• SHORT EXERCISE: Single out the lines of the material that contain "times" and copy them.

* begin *

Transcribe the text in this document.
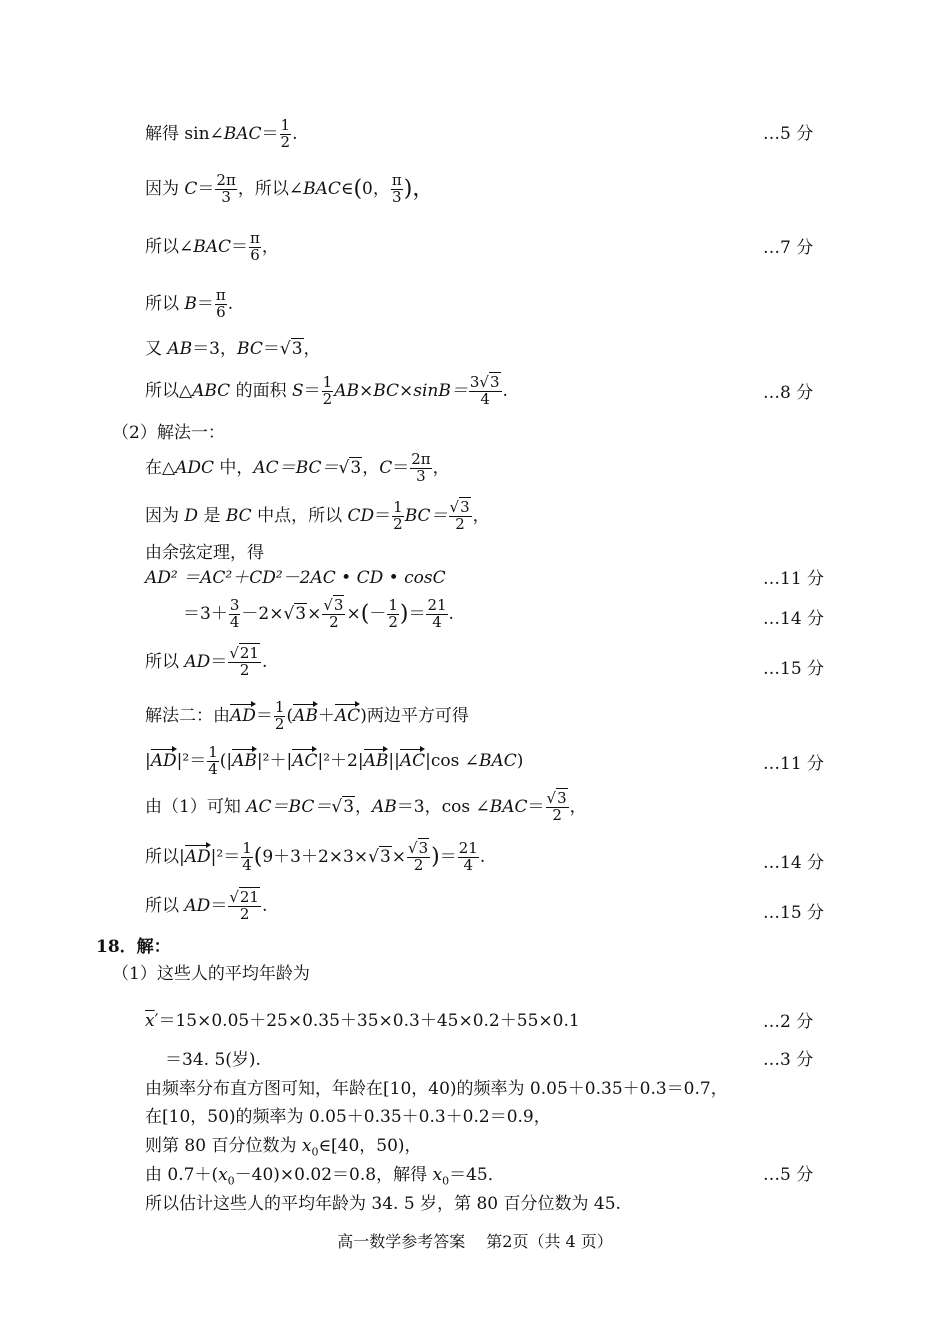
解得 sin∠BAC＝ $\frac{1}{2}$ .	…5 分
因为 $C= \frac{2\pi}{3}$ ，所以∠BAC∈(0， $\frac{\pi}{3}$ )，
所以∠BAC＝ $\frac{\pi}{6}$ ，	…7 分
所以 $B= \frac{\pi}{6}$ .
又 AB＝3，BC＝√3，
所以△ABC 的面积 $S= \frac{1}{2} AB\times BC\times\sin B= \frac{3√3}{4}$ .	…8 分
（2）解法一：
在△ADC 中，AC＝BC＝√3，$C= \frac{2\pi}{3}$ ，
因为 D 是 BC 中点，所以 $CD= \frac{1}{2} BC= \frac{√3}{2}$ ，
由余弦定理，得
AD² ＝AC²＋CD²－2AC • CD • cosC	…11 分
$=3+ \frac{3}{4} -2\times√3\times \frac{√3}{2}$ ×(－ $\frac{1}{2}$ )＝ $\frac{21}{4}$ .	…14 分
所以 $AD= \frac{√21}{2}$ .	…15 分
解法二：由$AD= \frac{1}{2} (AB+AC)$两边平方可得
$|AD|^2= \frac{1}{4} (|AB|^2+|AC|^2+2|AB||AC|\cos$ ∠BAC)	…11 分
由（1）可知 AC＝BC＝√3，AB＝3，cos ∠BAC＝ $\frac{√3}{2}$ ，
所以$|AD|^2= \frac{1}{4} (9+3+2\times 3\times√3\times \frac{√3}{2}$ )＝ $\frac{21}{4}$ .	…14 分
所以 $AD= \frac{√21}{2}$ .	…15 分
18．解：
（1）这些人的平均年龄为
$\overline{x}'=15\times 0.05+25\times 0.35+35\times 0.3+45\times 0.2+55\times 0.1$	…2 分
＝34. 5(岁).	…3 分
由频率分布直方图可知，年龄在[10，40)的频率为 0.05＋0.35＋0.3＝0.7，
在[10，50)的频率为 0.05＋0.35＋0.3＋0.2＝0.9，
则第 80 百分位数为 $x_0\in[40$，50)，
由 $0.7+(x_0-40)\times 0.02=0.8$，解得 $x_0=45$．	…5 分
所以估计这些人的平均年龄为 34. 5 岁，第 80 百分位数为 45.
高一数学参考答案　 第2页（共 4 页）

* end *
* begin *

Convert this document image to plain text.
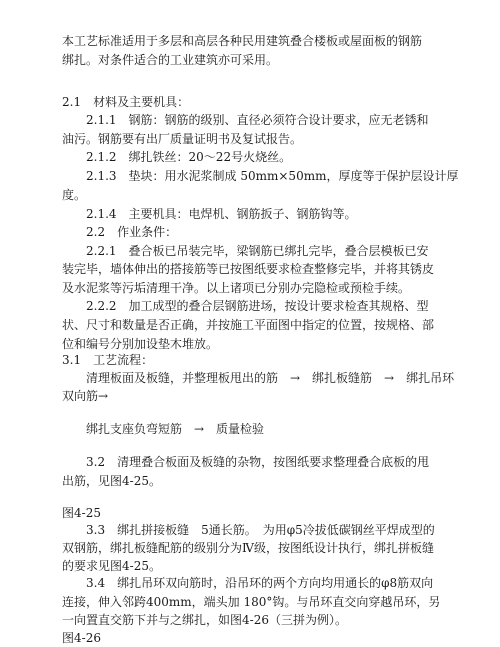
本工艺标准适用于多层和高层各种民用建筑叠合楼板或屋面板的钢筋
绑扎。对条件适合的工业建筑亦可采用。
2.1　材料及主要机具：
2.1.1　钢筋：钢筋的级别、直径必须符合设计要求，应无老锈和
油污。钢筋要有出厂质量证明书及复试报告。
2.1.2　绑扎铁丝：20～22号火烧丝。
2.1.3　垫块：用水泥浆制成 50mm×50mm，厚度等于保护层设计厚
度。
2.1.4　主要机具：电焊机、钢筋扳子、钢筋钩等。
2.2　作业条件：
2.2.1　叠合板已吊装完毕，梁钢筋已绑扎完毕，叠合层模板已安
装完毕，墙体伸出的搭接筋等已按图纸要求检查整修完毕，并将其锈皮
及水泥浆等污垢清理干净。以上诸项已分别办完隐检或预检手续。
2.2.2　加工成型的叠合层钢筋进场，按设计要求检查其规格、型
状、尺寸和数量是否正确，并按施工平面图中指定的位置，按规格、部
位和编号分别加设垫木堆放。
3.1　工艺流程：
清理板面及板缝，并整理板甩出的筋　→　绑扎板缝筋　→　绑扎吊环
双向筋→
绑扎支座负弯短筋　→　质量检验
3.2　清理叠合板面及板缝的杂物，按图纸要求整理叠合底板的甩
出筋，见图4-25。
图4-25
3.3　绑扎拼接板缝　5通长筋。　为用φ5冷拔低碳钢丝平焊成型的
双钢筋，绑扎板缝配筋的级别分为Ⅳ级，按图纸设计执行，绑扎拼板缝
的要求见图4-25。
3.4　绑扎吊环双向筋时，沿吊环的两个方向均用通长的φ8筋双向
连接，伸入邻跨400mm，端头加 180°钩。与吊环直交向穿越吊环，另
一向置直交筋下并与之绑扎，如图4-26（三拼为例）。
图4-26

* end *

• THE SOLUTION:
所以△ABC 的面积 $S= \frac{1}{2} AB\times BC\times\sin B= \frac{3√3}{4}$ .	…8 分
$=3+ \frac{3}{4} -2\times√3\times \frac{√3}{2}$ ×(－ $\frac{1}{2}$ )＝ $\frac{21}{4}$ .	…14 分
所以$|AD|^2= \frac{1}{4} (9+3+2\times 3\times√3\times \frac{√3}{2}$ )＝ $\frac{21}{4}$ .	…14 分
$\overline{x}'=15\times 0.05+25\times 0.35+35\times 0.3+45\times 0.2+55\times 0.1$	…2 分
由 $0.7+(x_0-40)\times 0.02=0.8$，解得 $x_0=45$．	…5 分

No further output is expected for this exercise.